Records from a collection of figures
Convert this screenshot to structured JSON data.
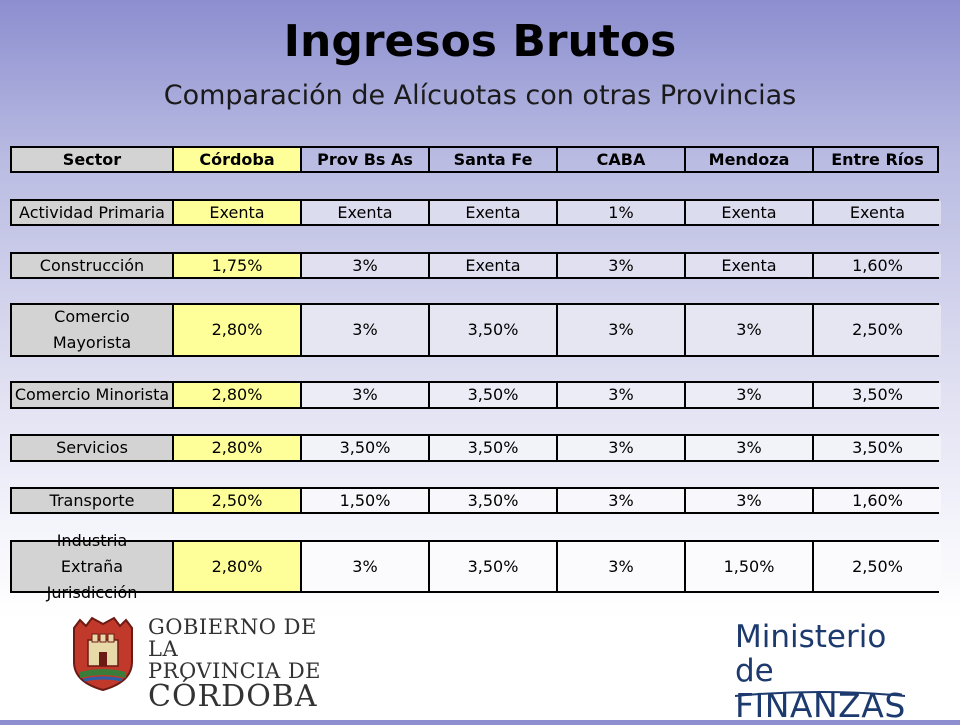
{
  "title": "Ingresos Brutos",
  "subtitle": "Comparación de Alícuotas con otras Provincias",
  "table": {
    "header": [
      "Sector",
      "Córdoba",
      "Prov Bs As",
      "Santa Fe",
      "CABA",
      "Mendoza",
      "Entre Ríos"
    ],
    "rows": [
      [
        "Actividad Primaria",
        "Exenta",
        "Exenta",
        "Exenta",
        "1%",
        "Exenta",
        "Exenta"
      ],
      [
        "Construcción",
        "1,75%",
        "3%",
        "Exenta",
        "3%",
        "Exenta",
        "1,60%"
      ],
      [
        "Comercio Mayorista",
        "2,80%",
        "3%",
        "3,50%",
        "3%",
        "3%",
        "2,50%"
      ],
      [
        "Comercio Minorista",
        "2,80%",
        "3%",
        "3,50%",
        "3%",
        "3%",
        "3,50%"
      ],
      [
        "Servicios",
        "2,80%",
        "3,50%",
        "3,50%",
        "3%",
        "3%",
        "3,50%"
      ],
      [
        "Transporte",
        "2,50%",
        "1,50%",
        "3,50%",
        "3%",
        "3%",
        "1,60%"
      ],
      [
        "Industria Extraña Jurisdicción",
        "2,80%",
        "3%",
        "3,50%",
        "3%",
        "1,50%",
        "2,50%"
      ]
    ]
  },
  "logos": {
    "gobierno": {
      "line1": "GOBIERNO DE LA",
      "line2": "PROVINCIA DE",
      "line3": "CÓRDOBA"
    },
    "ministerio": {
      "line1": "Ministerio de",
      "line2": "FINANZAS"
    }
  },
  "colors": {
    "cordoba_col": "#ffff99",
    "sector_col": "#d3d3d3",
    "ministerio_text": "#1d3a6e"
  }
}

Given exercise: Transcribe all the records above word for word, without their images.

Problem solution:
Convert this screenshot to structured JSON data.
{
  "title": "Ingresos Brutos",
  "subtitle": "Comparación de Alícuotas con otras Provincias",
  "table": {
    "header": [
      "Sector",
      "Córdoba",
      "Prov Bs As",
      "Santa Fe",
      "CABA",
      "Mendoza",
      "Entre Ríos"
    ],
    "rows": [
      [
        "Actividad Primaria",
        "Exenta",
        "Exenta",
        "Exenta",
        "1%",
        "Exenta",
        "Exenta"
      ],
      [
        "Construcción",
        "1,75%",
        "3%",
        "Exenta",
        "3%",
        "Exenta",
        "1,60%"
      ],
      [
        "Comercio Mayorista",
        "2,80%",
        "3%",
        "3,50%",
        "3%",
        "3%",
        "2,50%"
      ],
      [
        "Comercio Minorista",
        "2,80%",
        "3%",
        "3,50%",
        "3%",
        "3%",
        "3,50%"
      ],
      [
        "Servicios",
        "2,80%",
        "3,50%",
        "3,50%",
        "3%",
        "3%",
        "3,50%"
      ],
      [
        "Transporte",
        "2,50%",
        "1,50%",
        "3,50%",
        "3%",
        "3%",
        "1,60%"
      ],
      [
        "Industria Extraña Jurisdicción",
        "2,80%",
        "3%",
        "3,50%",
        "3%",
        "1,50%",
        "2,50%"
      ]
    ]
  },
  "logos": {
    "gobierno": {
      "line1": "GOBIERNO DE LA",
      "line2": "PROVINCIA DE",
      "line3": "CÓRDOBA"
    },
    "ministerio": {
      "line1": "Ministerio de",
      "line2": "FINANZAS"
    }
  },
  "colors": {
    "cordoba_col": "#ffff99",
    "sector_col": "#d3d3d3",
    "ministerio_text": "#1d3a6e"
  }
}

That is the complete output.